**Exercise requirements:** Give the count of lines that include the string "color". Add nothing to it.

== Data rows ==

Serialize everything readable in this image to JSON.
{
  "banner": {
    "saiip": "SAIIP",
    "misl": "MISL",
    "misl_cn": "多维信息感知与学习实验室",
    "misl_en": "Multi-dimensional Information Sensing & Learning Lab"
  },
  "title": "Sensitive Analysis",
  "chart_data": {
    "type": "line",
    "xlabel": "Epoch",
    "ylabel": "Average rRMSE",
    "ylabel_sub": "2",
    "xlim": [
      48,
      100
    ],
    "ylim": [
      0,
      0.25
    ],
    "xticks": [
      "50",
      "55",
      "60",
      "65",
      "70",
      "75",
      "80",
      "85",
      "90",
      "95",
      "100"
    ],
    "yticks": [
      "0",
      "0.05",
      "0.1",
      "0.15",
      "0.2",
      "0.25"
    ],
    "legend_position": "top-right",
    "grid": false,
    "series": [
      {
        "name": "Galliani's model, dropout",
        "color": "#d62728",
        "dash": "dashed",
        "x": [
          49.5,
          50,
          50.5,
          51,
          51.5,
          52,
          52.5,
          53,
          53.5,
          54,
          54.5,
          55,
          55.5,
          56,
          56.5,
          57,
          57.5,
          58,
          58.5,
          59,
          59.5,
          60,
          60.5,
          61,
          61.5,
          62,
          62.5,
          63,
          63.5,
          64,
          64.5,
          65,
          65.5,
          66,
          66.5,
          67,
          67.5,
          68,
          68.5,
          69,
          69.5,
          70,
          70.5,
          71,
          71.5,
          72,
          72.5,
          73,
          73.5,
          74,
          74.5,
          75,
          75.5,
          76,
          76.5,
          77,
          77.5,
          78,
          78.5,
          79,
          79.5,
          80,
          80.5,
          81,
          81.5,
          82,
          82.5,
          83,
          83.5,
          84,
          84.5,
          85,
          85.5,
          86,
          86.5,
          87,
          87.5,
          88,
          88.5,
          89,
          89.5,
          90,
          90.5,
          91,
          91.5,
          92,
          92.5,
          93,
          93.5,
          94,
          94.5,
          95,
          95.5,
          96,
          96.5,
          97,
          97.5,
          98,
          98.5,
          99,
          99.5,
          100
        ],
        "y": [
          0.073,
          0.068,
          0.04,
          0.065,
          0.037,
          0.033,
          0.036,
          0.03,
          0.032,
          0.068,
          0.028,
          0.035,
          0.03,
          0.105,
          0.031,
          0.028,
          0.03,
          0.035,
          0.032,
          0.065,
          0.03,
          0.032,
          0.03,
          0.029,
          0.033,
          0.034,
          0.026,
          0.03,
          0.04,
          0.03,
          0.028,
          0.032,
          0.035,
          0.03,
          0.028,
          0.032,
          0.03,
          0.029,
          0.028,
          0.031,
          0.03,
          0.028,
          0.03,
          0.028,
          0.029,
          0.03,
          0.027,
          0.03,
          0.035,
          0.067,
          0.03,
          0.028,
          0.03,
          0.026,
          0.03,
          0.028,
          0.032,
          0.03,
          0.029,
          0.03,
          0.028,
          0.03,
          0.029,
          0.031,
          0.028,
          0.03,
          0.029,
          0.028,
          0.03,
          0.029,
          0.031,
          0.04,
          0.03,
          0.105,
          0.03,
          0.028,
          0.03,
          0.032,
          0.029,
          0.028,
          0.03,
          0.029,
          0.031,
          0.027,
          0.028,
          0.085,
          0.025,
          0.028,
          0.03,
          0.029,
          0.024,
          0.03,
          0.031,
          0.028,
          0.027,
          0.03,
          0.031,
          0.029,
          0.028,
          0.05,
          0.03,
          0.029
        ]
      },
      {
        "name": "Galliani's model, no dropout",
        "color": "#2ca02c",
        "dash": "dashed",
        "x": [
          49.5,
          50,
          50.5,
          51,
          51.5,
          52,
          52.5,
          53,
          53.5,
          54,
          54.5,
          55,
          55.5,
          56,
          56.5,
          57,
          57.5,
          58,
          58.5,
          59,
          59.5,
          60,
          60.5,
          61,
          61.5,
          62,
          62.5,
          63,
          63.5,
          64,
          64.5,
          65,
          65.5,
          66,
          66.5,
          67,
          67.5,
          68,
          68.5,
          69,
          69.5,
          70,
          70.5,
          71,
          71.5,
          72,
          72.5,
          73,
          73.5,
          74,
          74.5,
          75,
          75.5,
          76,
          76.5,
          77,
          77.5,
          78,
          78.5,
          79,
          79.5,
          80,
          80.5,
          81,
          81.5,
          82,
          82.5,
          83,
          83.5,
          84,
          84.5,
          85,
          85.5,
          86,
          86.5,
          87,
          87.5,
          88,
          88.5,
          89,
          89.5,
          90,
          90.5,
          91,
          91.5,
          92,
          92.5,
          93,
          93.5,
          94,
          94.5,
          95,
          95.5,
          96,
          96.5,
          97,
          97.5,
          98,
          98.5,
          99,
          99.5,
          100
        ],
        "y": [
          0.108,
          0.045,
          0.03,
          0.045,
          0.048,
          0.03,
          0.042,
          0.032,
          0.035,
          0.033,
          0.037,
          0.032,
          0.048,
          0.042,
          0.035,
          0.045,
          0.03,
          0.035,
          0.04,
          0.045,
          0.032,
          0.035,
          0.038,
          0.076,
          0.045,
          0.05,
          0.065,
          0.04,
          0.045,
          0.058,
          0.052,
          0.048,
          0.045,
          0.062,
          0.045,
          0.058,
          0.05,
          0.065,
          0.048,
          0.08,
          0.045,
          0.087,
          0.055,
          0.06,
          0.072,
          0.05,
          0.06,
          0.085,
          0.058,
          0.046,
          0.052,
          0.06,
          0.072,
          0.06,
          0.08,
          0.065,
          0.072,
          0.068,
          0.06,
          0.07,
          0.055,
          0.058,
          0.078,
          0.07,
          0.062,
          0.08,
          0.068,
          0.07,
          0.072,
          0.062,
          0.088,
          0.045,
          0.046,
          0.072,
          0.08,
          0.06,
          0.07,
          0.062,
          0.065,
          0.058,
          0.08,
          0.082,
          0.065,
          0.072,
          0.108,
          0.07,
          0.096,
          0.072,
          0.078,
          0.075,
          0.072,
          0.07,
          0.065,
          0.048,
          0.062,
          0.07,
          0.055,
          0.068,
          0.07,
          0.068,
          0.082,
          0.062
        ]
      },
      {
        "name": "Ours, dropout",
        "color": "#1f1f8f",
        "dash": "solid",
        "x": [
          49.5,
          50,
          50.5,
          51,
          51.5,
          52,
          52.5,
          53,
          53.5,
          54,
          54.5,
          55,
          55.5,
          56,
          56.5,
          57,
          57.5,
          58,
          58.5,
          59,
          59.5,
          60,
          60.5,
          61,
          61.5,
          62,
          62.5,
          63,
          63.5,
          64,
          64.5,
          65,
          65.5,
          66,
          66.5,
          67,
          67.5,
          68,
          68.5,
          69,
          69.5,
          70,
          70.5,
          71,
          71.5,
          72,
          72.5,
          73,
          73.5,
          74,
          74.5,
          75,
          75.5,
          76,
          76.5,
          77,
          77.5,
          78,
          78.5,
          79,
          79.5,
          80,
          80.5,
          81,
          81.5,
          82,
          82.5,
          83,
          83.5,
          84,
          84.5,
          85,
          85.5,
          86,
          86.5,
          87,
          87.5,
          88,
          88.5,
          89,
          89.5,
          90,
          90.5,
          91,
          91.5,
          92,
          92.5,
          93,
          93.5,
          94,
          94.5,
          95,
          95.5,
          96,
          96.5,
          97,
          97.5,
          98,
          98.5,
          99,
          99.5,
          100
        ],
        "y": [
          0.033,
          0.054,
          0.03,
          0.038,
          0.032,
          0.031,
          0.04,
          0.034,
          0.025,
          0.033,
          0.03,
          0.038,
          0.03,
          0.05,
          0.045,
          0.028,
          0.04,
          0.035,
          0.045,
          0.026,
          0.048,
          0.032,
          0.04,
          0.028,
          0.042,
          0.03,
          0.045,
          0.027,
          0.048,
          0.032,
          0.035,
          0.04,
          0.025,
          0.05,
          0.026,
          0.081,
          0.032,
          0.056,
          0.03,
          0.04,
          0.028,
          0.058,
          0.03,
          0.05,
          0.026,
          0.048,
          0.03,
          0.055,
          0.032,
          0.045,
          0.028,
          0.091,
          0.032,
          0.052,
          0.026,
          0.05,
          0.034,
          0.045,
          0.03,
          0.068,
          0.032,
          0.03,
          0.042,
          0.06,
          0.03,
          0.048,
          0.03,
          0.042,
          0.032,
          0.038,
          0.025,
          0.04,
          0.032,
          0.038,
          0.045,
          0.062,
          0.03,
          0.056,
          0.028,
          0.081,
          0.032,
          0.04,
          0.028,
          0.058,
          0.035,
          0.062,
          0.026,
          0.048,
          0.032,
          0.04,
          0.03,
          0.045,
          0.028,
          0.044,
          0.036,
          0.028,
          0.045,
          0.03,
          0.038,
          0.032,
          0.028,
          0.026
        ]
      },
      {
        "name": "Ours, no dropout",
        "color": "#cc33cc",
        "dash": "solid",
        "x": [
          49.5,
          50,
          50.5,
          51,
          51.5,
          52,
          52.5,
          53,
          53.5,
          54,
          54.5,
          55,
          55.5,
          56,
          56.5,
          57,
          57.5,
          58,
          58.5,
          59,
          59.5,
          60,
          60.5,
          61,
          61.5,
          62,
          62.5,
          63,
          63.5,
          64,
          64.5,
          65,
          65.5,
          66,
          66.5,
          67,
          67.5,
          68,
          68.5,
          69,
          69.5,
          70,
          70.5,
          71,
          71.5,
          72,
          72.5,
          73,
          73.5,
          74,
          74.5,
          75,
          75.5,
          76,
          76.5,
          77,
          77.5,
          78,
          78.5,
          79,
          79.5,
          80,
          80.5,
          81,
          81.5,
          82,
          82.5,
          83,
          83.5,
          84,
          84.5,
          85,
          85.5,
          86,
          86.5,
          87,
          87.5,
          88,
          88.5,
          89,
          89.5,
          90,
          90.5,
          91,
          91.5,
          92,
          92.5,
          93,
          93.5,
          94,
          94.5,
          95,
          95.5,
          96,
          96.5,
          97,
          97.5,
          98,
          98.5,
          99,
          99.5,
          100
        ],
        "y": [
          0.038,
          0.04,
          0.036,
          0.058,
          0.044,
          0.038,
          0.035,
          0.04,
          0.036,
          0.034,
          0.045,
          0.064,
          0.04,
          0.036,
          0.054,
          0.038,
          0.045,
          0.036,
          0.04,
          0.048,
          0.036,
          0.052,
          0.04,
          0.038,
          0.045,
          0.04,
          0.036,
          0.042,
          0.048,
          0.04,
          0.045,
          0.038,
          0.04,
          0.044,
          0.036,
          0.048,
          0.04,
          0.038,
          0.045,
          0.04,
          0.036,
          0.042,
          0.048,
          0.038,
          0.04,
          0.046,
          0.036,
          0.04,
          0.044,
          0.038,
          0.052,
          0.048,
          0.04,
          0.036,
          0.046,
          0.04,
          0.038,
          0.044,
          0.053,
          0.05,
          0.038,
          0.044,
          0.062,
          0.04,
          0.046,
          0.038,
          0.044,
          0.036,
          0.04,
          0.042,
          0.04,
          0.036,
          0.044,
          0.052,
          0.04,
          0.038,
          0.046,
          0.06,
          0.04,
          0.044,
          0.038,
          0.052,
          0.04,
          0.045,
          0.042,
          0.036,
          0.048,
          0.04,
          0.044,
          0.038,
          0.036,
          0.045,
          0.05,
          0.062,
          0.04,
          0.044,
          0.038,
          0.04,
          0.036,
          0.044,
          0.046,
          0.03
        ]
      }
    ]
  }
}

===

**Exercise response:** 4